> [Problem statement]: Print each line exactly as it is given.

[Data entries for graphics]
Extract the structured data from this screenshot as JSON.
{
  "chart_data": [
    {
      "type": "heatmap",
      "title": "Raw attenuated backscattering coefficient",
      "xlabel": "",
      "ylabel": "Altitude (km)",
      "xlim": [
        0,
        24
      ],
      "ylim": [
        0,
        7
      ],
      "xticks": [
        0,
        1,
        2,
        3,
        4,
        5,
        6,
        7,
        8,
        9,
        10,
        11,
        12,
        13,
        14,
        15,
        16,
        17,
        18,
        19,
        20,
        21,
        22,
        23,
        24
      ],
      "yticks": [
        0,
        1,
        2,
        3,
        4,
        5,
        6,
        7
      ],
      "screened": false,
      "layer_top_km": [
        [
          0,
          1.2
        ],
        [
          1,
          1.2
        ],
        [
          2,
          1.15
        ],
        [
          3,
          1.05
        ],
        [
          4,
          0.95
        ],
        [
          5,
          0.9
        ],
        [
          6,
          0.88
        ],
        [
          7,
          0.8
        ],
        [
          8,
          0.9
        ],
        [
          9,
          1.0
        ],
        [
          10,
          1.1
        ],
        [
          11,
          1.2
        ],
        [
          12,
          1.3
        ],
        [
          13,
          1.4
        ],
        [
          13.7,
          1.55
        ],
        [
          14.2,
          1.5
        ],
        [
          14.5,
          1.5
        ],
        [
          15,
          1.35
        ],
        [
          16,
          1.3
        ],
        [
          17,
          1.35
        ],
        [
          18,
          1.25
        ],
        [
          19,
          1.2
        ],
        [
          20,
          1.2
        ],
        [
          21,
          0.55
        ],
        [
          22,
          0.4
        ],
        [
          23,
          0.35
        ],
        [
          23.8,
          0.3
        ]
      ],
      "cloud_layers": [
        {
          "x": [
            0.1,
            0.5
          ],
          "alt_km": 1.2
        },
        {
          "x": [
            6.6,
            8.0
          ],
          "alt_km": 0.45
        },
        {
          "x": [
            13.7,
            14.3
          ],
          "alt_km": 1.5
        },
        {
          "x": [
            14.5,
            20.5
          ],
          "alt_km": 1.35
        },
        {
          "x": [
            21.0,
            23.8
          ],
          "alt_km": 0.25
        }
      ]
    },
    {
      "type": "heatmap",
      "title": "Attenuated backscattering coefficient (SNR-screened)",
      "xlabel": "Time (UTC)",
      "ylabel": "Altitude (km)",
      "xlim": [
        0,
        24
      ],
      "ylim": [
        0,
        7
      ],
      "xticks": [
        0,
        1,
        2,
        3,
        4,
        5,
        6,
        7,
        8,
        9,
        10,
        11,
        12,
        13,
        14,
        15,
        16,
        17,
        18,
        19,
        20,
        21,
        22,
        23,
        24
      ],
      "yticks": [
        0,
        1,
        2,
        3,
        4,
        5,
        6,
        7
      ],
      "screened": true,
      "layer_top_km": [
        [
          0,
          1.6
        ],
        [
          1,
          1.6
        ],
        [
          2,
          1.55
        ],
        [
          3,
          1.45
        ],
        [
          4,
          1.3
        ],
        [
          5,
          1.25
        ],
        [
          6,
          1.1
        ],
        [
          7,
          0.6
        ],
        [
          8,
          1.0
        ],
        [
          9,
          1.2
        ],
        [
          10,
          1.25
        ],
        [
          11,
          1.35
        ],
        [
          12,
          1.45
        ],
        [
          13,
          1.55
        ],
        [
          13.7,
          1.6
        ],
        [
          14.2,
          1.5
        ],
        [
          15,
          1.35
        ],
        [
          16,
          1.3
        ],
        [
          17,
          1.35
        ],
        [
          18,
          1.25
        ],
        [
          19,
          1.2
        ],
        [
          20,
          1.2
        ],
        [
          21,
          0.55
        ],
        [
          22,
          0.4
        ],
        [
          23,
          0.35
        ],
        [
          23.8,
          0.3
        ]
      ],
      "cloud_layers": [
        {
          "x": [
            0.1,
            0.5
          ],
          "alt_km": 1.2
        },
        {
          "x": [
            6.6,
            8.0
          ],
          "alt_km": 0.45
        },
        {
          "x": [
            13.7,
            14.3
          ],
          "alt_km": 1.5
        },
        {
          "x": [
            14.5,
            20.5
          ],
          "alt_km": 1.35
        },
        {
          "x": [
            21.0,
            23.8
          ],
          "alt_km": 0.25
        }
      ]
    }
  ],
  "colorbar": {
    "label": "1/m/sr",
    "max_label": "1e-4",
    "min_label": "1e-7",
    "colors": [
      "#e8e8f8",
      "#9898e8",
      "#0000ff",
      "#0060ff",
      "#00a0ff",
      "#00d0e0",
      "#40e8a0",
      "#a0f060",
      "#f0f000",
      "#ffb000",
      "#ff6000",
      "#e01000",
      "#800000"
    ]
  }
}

> [Answer to this task]:
Extract the structured data from this screenshot as JSON.
{
  "chart_data": [
    {
      "type": "heatmap",
      "title": "Raw attenuated backscattering coefficient",
      "xlabel": "",
      "ylabel": "Altitude (km)",
      "xlim": [
        0,
        24
      ],
      "ylim": [
        0,
        7
      ],
      "xticks": [
        0,
        1,
        2,
        3,
        4,
        5,
        6,
        7,
        8,
        9,
        10,
        11,
        12,
        13,
        14,
        15,
        16,
        17,
        18,
        19,
        20,
        21,
        22,
        23,
        24
      ],
      "yticks": [
        0,
        1,
        2,
        3,
        4,
        5,
        6,
        7
      ],
      "screened": false,
      "layer_top_km": [
        [
          0,
          1.2
        ],
        [
          1,
          1.2
        ],
        [
          2,
          1.15
        ],
        [
          3,
          1.05
        ],
        [
          4,
          0.95
        ],
        [
          5,
          0.9
        ],
        [
          6,
          0.88
        ],
        [
          7,
          0.8
        ],
        [
          8,
          0.9
        ],
        [
          9,
          1.0
        ],
        [
          10,
          1.1
        ],
        [
          11,
          1.2
        ],
        [
          12,
          1.3
        ],
        [
          13,
          1.4
        ],
        [
          13.7,
          1.55
        ],
        [
          14.2,
          1.5
        ],
        [
          14.5,
          1.5
        ],
        [
          15,
          1.35
        ],
        [
          16,
          1.3
        ],
        [
          17,
          1.35
        ],
        [
          18,
          1.25
        ],
        [
          19,
          1.2
        ],
        [
          20,
          1.2
        ],
        [
          21,
          0.55
        ],
        [
          22,
          0.4
        ],
        [
          23,
          0.35
        ],
        [
          23.8,
          0.3
        ]
      ],
      "cloud_layers": [
        {
          "x": [
            0.1,
            0.5
          ],
          "alt_km": 1.2
        },
        {
          "x": [
            6.6,
            8.0
          ],
          "alt_km": 0.45
        },
        {
          "x": [
            13.7,
            14.3
          ],
          "alt_km": 1.5
        },
        {
          "x": [
            14.5,
            20.5
          ],
          "alt_km": 1.35
        },
        {
          "x": [
            21.0,
            23.8
          ],
          "alt_km": 0.25
        }
      ]
    },
    {
      "type": "heatmap",
      "title": "Attenuated backscattering coefficient (SNR-screened)",
      "xlabel": "Time (UTC)",
      "ylabel": "Altitude (km)",
      "xlim": [
        0,
        24
      ],
      "ylim": [
        0,
        7
      ],
      "xticks": [
        0,
        1,
        2,
        3,
        4,
        5,
        6,
        7,
        8,
        9,
        10,
        11,
        12,
        13,
        14,
        15,
        16,
        17,
        18,
        19,
        20,
        21,
        22,
        23,
        24
      ],
      "yticks": [
        0,
        1,
        2,
        3,
        4,
        5,
        6,
        7
      ],
      "screened": true,
      "layer_top_km": [
        [
          0,
          1.6
        ],
        [
          1,
          1.6
        ],
        [
          2,
          1.55
        ],
        [
          3,
          1.45
        ],
        [
          4,
          1.3
        ],
        [
          5,
          1.25
        ],
        [
          6,
          1.1
        ],
        [
          7,
          0.6
        ],
        [
          8,
          1.0
        ],
        [
          9,
          1.2
        ],
        [
          10,
          1.25
        ],
        [
          11,
          1.35
        ],
        [
          12,
          1.45
        ],
        [
          13,
          1.55
        ],
        [
          13.7,
          1.6
        ],
        [
          14.2,
          1.5
        ],
        [
          15,
          1.35
        ],
        [
          16,
          1.3
        ],
        [
          17,
          1.35
        ],
        [
          18,
          1.25
        ],
        [
          19,
          1.2
        ],
        [
          20,
          1.2
        ],
        [
          21,
          0.55
        ],
        [
          22,
          0.4
        ],
        [
          23,
          0.35
        ],
        [
          23.8,
          0.3
        ]
      ],
      "cloud_layers": [
        {
          "x": [
            0.1,
            0.5
          ],
          "alt_km": 1.2
        },
        {
          "x": [
            6.6,
            8.0
          ],
          "alt_km": 0.45
        },
        {
          "x": [
            13.7,
            14.3
          ],
          "alt_km": 1.5
        },
        {
          "x": [
            14.5,
            20.5
          ],
          "alt_km": 1.35
        },
        {
          "x": [
            21.0,
            23.8
          ],
          "alt_km": 0.25
        }
      ]
    }
  ],
  "colorbar": {
    "label": "1/m/sr",
    "max_label": "1e-4",
    "min_label": "1e-7",
    "colors": [
      "#e8e8f8",
      "#9898e8",
      "#0000ff",
      "#0060ff",
      "#00a0ff",
      "#00d0e0",
      "#40e8a0",
      "#a0f060",
      "#f0f000",
      "#ffb000",
      "#ff6000",
      "#e01000",
      "#800000"
    ]
  }
}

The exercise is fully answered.